» **YOUR TASK**
Transcribe the entries that follow, word for word.

» **RECORDS SUPPLIED**
* BEGIN *

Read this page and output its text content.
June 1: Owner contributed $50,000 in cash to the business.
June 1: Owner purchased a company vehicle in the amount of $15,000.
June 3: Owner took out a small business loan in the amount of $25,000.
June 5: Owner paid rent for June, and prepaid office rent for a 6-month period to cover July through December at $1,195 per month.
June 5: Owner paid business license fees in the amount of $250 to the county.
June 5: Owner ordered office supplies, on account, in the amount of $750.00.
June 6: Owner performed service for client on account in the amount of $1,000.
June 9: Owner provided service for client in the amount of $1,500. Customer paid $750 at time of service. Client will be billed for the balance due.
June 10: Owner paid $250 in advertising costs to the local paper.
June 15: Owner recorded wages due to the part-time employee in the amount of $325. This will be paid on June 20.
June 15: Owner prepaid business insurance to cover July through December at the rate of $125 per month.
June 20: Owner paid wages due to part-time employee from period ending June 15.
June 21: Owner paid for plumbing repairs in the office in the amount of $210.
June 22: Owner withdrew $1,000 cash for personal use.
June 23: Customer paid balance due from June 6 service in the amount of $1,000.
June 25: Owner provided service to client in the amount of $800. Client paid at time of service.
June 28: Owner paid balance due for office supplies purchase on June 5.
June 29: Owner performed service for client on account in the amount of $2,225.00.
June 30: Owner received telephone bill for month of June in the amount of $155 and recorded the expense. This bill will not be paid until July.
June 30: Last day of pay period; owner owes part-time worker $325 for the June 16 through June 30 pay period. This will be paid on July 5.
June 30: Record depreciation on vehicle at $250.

* END *

» **RESULT FOR THIS EXERCISE**
Read this page and output its text content.
June 1: Owner contributed $50,000 in cash to the business.
June 1: Owner purchased a company vehicle in the amount of $15,000.
June 3: Owner took out a small business loan in the amount of $25,000.
June 5: Owner paid rent for June, and prepaid office rent for a 6-month period to cover July through December at $1,195 per month.
June 5: Owner paid business license fees in the amount of $250 to the county.
June 5: Owner ordered office supplies, on account, in the amount of $750.00.
June 6: Owner performed service for client on account in the amount of $1,000.
June 9: Owner provided service for client in the amount of $1,500. Customer paid $750 at time of service. Client will be billed for the balance due.
June 10: Owner paid $250 in advertising costs to the local paper.
June 15: Owner recorded wages due to the part-time employee in the amount of $325. This will be paid on June 20.
June 15: Owner prepaid business insurance to cover July through December at the rate of $125 per month.
June 20: Owner paid wages due to part-time employee from period ending June 15.
June 21: Owner paid for plumbing repairs in the office in the amount of $210.
June 22: Owner withdrew $1,000 cash for personal use.
June 23: Customer paid balance due from June 6 service in the amount of $1,000.
June 25: Owner provided service to client in the amount of $800. Client paid at time of service.
June 28: Owner paid balance due for office supplies purchase on June 5.
June 29: Owner performed service for client on account in the amount of $2,225.00.
June 30: Owner received telephone bill for month of June in the amount of $155 and recorded the expense. This bill will not be paid until July.
June 30: Last day of pay period; owner owes part-time worker $325 for the June 16 through June 30 pay period. This will be paid on July 5.
June 30: Record depreciation on vehicle at $250.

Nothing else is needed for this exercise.